Data:
-=-=-=-=-
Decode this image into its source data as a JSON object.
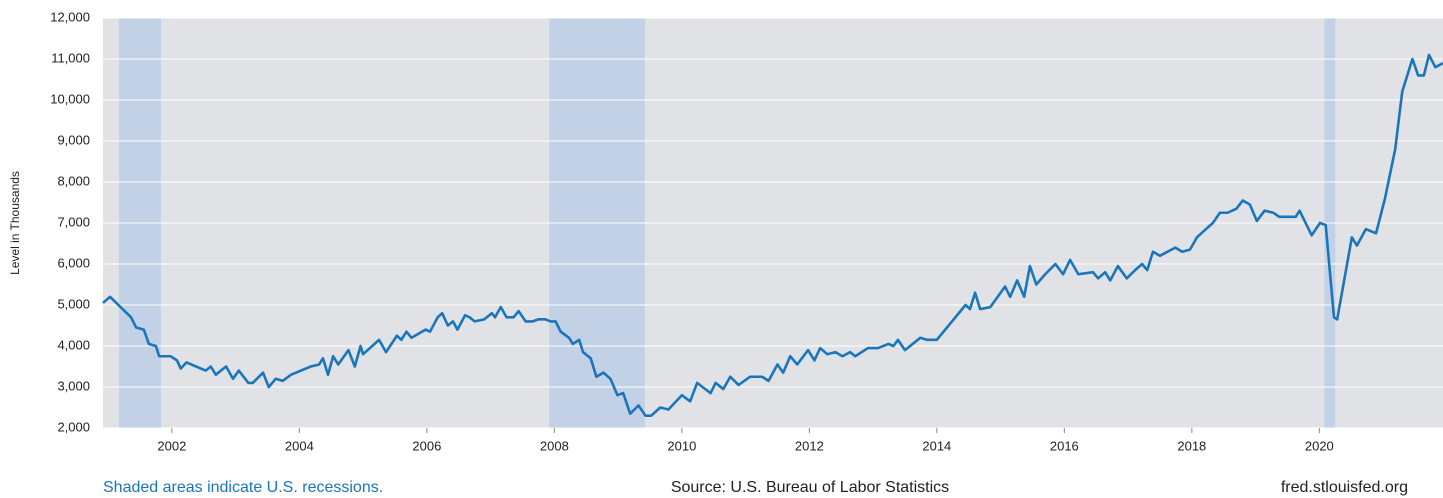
{
  "chart_data": {
    "type": "line",
    "y_label": "Level in Thousands",
    "note": "Shaded areas indicate U.S. recessions.",
    "source": "Source: U.S. Bureau of Labor Statistics",
    "site": "fred.stlouisfed.org",
    "color": "#1b75bb",
    "recession_color": "#c2d1e5",
    "background": "#e1e2e6",
    "grid": true,
    "xlim": [
      2000.92,
      2021.94
    ],
    "xticks": [
      2002,
      2004,
      2006,
      2008,
      2010,
      2012,
      2014,
      2016,
      2018,
      2020
    ],
    "ylim": [
      2000,
      12000
    ],
    "yticks": [
      {
        "value": 2000,
        "label": "2,000"
      },
      {
        "value": 3000,
        "label": "3,000"
      },
      {
        "value": 4000,
        "label": "4,000"
      },
      {
        "value": 5000,
        "label": "5,000"
      },
      {
        "value": 6000,
        "label": "6,000"
      },
      {
        "value": 7000,
        "label": "7,000"
      },
      {
        "value": 8000,
        "label": "8,000"
      },
      {
        "value": 9000,
        "label": "9,000"
      },
      {
        "value": 10000,
        "label": "10,000"
      },
      {
        "value": 11000,
        "label": "11,000"
      },
      {
        "value": 12000,
        "label": "12,000"
      }
    ],
    "recessions": [
      [
        2001.17,
        2001.83
      ],
      [
        2007.92,
        2009.42
      ],
      [
        2020.08,
        2020.25
      ]
    ],
    "x": [
      2000.92,
      2001.03,
      2001.36,
      2001.44,
      2001.56,
      2001.64,
      2001.75,
      2001.8,
      2001.98,
      2002.08,
      2002.14,
      2002.23,
      2002.53,
      2002.61,
      2002.69,
      2002.85,
      2002.96,
      2003.05,
      2003.2,
      2003.27,
      2003.43,
      2003.52,
      2003.63,
      2003.74,
      2003.87,
      2004.18,
      2004.31,
      2004.37,
      2004.45,
      2004.53,
      2004.61,
      2004.77,
      2004.87,
      2004.96,
      2005.0,
      2005.25,
      2005.36,
      2005.53,
      2005.6,
      2005.68,
      2005.76,
      2005.98,
      2006.05,
      2006.17,
      2006.24,
      2006.33,
      2006.41,
      2006.48,
      2006.6,
      2006.67,
      2006.75,
      2006.9,
      2007.02,
      2007.07,
      2007.16,
      2007.25,
      2007.36,
      2007.44,
      2007.55,
      2007.66,
      2007.75,
      2007.86,
      2007.94,
      2008.02,
      2008.1,
      2008.23,
      2008.29,
      2008.39,
      2008.45,
      2008.57,
      2008.66,
      2008.77,
      2008.88,
      2008.99,
      2009.08,
      2009.19,
      2009.32,
      2009.43,
      2009.52,
      2009.66,
      2009.79,
      2010.0,
      2010.13,
      2010.24,
      2010.45,
      2010.53,
      2010.65,
      2010.76,
      2010.89,
      2011.07,
      2011.26,
      2011.36,
      2011.5,
      2011.59,
      2011.7,
      2011.81,
      2011.98,
      2012.08,
      2012.17,
      2012.28,
      2012.41,
      2012.52,
      2012.64,
      2012.72,
      2012.92,
      2013.08,
      2013.24,
      2013.32,
      2013.39,
      2013.5,
      2013.74,
      2013.85,
      2014.0,
      2014.45,
      2014.52,
      2014.6,
      2014.68,
      2014.84,
      2015.07,
      2015.15,
      2015.26,
      2015.37,
      2015.46,
      2015.56,
      2015.7,
      2015.86,
      2015.98,
      2016.09,
      2016.22,
      2016.45,
      2016.53,
      2016.64,
      2016.72,
      2016.84,
      2016.98,
      2017.11,
      2017.22,
      2017.3,
      2017.39,
      2017.5,
      2017.74,
      2017.85,
      2017.97,
      2018.08,
      2018.22,
      2018.33,
      2018.44,
      2018.56,
      2018.7,
      2018.8,
      2018.91,
      2019.02,
      2019.14,
      2019.28,
      2019.37,
      2019.63,
      2019.69,
      2019.88,
      2020.01,
      2020.1,
      2020.23,
      2020.28,
      2020.51,
      2020.59,
      2020.73,
      2020.89,
      2021.03,
      2021.19,
      2021.3,
      2021.46,
      2021.55,
      2021.64,
      2021.72,
      2021.82,
      2021.94
    ],
    "values": [
      5050,
      5200,
      4700,
      4450,
      4400,
      4050,
      4000,
      3750,
      3750,
      3650,
      3450,
      3600,
      3400,
      3500,
      3300,
      3500,
      3200,
      3400,
      3100,
      3100,
      3350,
      3000,
      3200,
      3150,
      3300,
      3500,
      3550,
      3700,
      3300,
      3750,
      3550,
      3900,
      3500,
      4000,
      3800,
      4150,
      3850,
      4250,
      4150,
      4350,
      4200,
      4400,
      4350,
      4700,
      4800,
      4500,
      4600,
      4400,
      4750,
      4700,
      4600,
      4650,
      4800,
      4700,
      4950,
      4700,
      4700,
      4850,
      4600,
      4600,
      4650,
      4650,
      4600,
      4600,
      4350,
      4200,
      4050,
      4150,
      3850,
      3700,
      3250,
      3350,
      3200,
      2800,
      2850,
      2350,
      2550,
      2300,
      2300,
      2500,
      2450,
      2800,
      2650,
      3100,
      2850,
      3100,
      2950,
      3250,
      3050,
      3250,
      3250,
      3150,
      3550,
      3350,
      3750,
      3550,
      3900,
      3650,
      3950,
      3800,
      3850,
      3750,
      3850,
      3750,
      3950,
      3950,
      4050,
      4000,
      4150,
      3900,
      4200,
      4150,
      4150,
      5000,
      4900,
      5300,
      4900,
      4950,
      5450,
      5200,
      5600,
      5200,
      5950,
      5500,
      5750,
      6000,
      5750,
      6100,
      5750,
      5800,
      5650,
      5800,
      5600,
      5950,
      5650,
      5850,
      6000,
      5850,
      6300,
      6200,
      6400,
      6300,
      6350,
      6650,
      6850,
      7000,
      7250,
      7250,
      7350,
      7550,
      7450,
      7050,
      7300,
      7250,
      7150,
      7150,
      7300,
      6700,
      7000,
      6950,
      4700,
      4650,
      6650,
      6450,
      6850,
      6750,
      7600,
      8800,
      10200,
      11000,
      10600,
      10600,
      11100,
      10800,
      10900
    ]
  }
}
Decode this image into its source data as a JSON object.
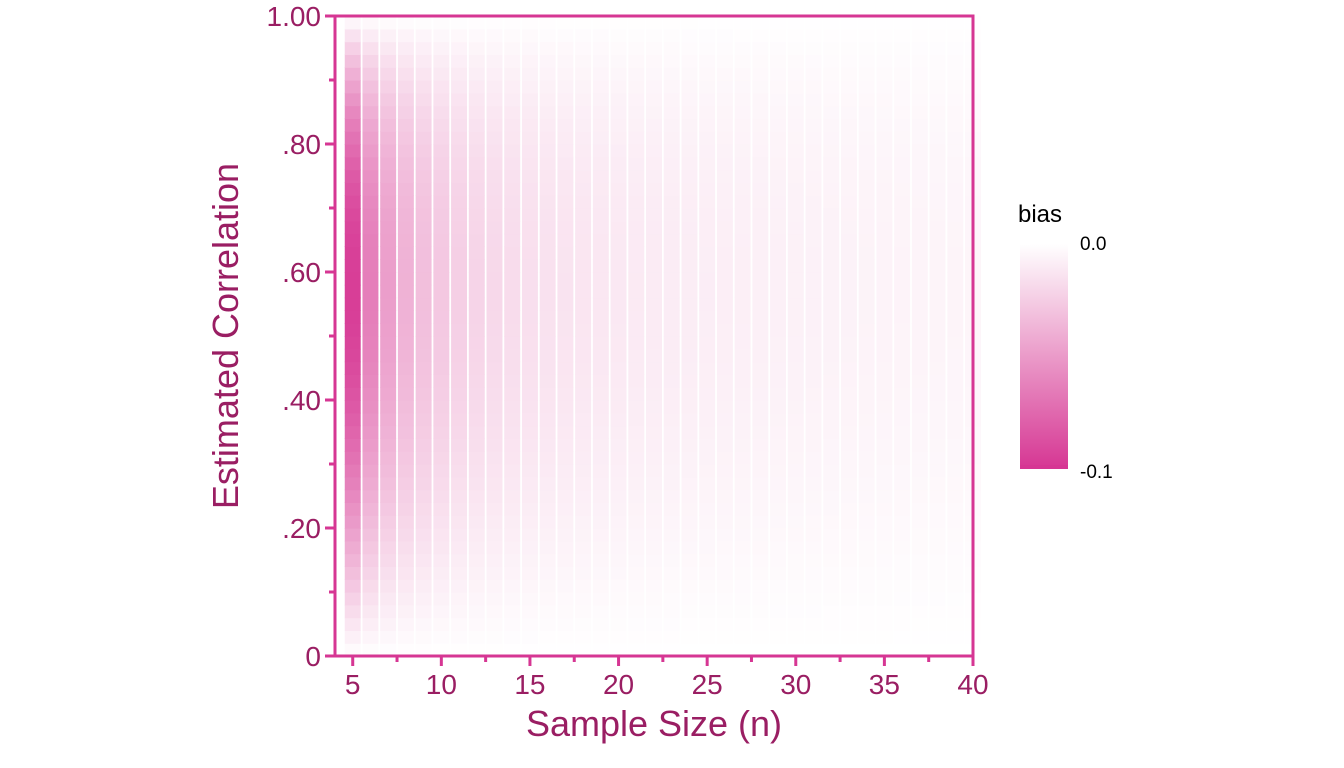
{
  "chart_data": {
    "type": "heatmap",
    "title": "",
    "xlabel": "Sample Size (n)",
    "ylabel": "Estimated Correlation",
    "xlim": [
      4,
      40
    ],
    "ylim": [
      0,
      1
    ],
    "x_ticks": [
      5,
      10,
      15,
      20,
      25,
      30,
      35,
      40
    ],
    "x_tick_labels": [
      "5",
      "10",
      "15",
      "20",
      "25",
      "30",
      "35",
      "40"
    ],
    "y_ticks": [
      0,
      0.2,
      0.4,
      0.6,
      0.8,
      1.0
    ],
    "y_tick_labels": [
      "0",
      ".20",
      ".40",
      ".60",
      ".80",
      "1.00"
    ],
    "n_values": [
      5,
      6,
      7,
      8,
      9,
      10,
      11,
      12,
      13,
      14,
      15,
      16,
      17,
      18,
      19,
      20,
      21,
      22,
      23,
      24,
      25,
      26,
      27,
      28,
      29,
      30,
      31,
      32,
      33,
      34,
      35,
      36,
      37,
      38,
      39,
      40
    ],
    "fill_variable": "bias",
    "bias_formula_note": "",
    "legend": {
      "title": "bias",
      "position": "right",
      "min": -0.1,
      "max": 0.0,
      "labels": [
        "0.0",
        "-0.1"
      ],
      "color_low": "#d63693",
      "color_high": "#ffffff"
    },
    "grid": false,
    "colors": {
      "axis": "#d63693",
      "text": "#9a1e63",
      "legend_text": "#000000"
    }
  }
}
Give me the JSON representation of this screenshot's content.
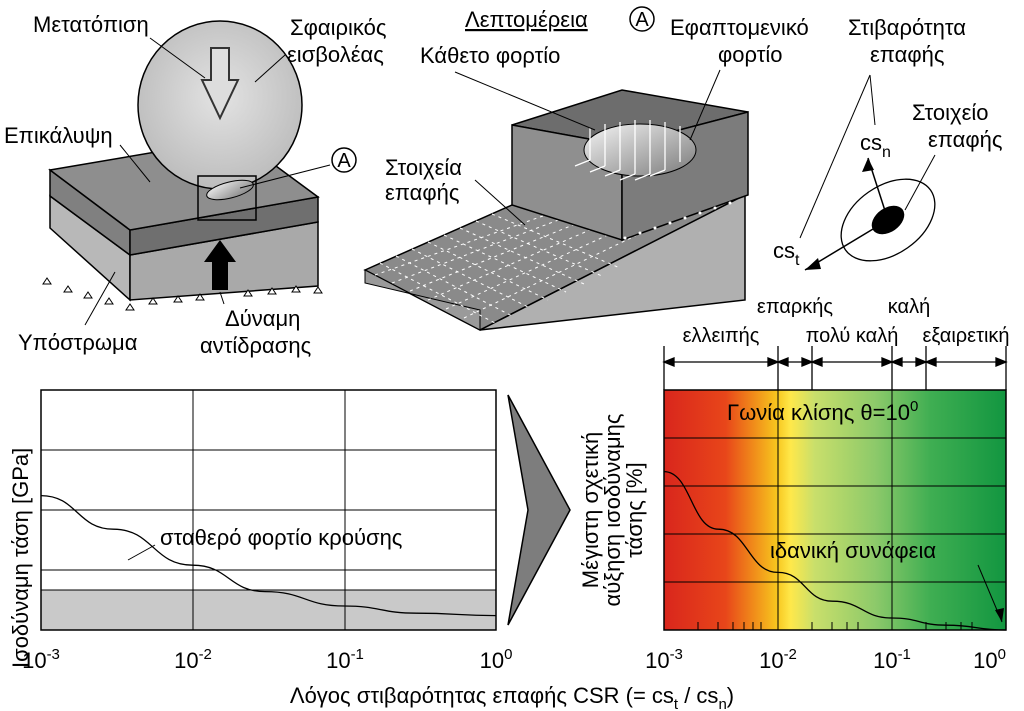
{
  "top_left": {
    "displacement": "Μετατόπιση",
    "indenter_line1": "Σφαιρικός",
    "indenter_line2": "εισβολέας",
    "coating": "Επικάλυψη",
    "detail_marker": "A",
    "substrate": "Υπόστρωμα",
    "reaction_line1": "Δύναμη",
    "reaction_line2": "αντίδρασης"
  },
  "top_middle": {
    "detail_title": "Λεπτομέρεια",
    "detail_marker": "A",
    "normal_load": "Κάθετο φορτίο",
    "tangential_line1": "Εφαπτομενικό",
    "tangential_line2": "φορτίο",
    "contact_elements_line1": "Στοιχεία",
    "contact_elements_line2": "επαφής"
  },
  "top_right": {
    "stiffness_line1": "Στιβαρότητα",
    "stiffness_line2": "επαφής",
    "csn": "cs",
    "csn_sub": "n",
    "cst": "cs",
    "cst_sub": "t",
    "element_line1": "Στοιχείο",
    "element_line2": "επαφής"
  },
  "left_chart": {
    "ylabel": "Ισοδύναμη τάση [GPa]",
    "curve_label": "σταθερό φορτίο κρούσης"
  },
  "right_chart": {
    "ylabel_line1": "Μέγιστη σχετική",
    "ylabel_line2": "αύξηση ισοδύναμης",
    "ylabel_line3": "τάσης [%]",
    "angle_label": "Γωνία κλίσης θ=10",
    "angle_sup": "0",
    "ideal_label": "ιδανική συνάφεια",
    "ranges": [
      {
        "label": "ελλειπής"
      },
      {
        "label": "επαρκής"
      },
      {
        "label": "πολύ καλή"
      },
      {
        "label": "καλή"
      },
      {
        "label": "εξαιρετική"
      }
    ]
  },
  "xlabel": "Λόγος στιβαρότητας επαφής CSR (= cs",
  "xlabel_sub1": "t",
  "xlabel_mid": " / cs",
  "xlabel_sub2": "n",
  "xlabel_end": ")",
  "x_ticks": [
    {
      "base": "10",
      "exp": "-3"
    },
    {
      "base": "10",
      "exp": "-2"
    },
    {
      "base": "10",
      "exp": "-1"
    },
    {
      "base": "10",
      "exp": "0"
    }
  ],
  "chart_data": [
    {
      "type": "line",
      "xscale": "log",
      "xlim": [
        0.001,
        1
      ],
      "series": [
        {
          "name": "σταθερό φορτίο κρούσης",
          "x": [
            0.001,
            0.003,
            0.01,
            0.03,
            0.1,
            0.3,
            1
          ],
          "y_relative": [
            0.56,
            0.42,
            0.27,
            0.16,
            0.1,
            0.07,
            0.06
          ]
        }
      ],
      "xlabel": "Λόγος στιβαρότητας επαφής CSR (= cst / csn)",
      "ylabel": "Ισοδύναμη τάση [GPa]",
      "grid": true
    },
    {
      "type": "line",
      "xscale": "log",
      "xlim": [
        0.001,
        1
      ],
      "series": [
        {
          "name": "Γωνία κλίσης θ=10°",
          "x": [
            0.001,
            0.003,
            0.01,
            0.03,
            0.1,
            0.3,
            1
          ],
          "y_relative": [
            0.66,
            0.42,
            0.24,
            0.12,
            0.05,
            0.02,
            0.0
          ]
        }
      ],
      "ylabel": "Μέγιστη σχετική αύξηση ισοδύναμης τάσης [%]",
      "grid": true,
      "annotations": [
        "Γωνία κλίσης θ=10°",
        "ιδανική συνάφεια"
      ]
    }
  ]
}
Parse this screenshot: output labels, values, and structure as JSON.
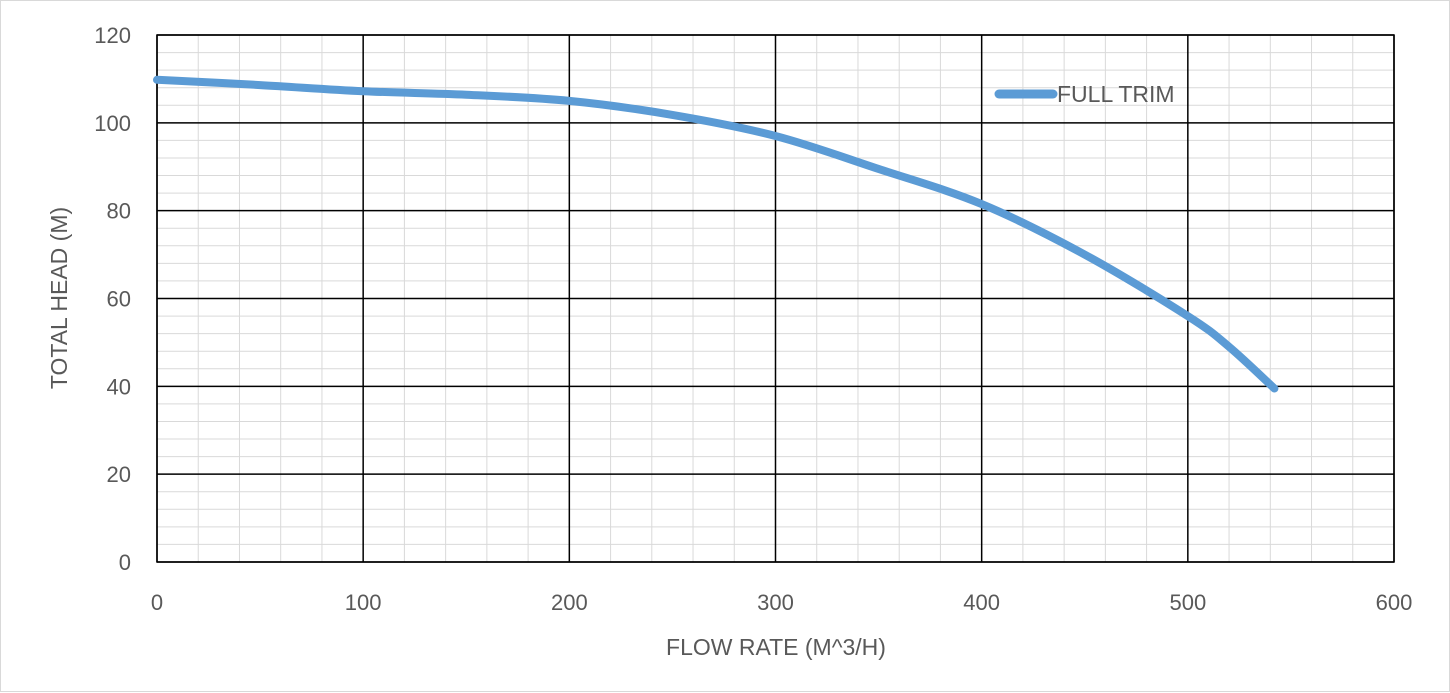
-=-=-=-=-
Note every line above where the string "screenshot" shows up, and copy those lines.

Response to this exercise:
Give me the JSON representation of this screenshot's content.
Parse this screenshot: output labels, values, and structure as JSON.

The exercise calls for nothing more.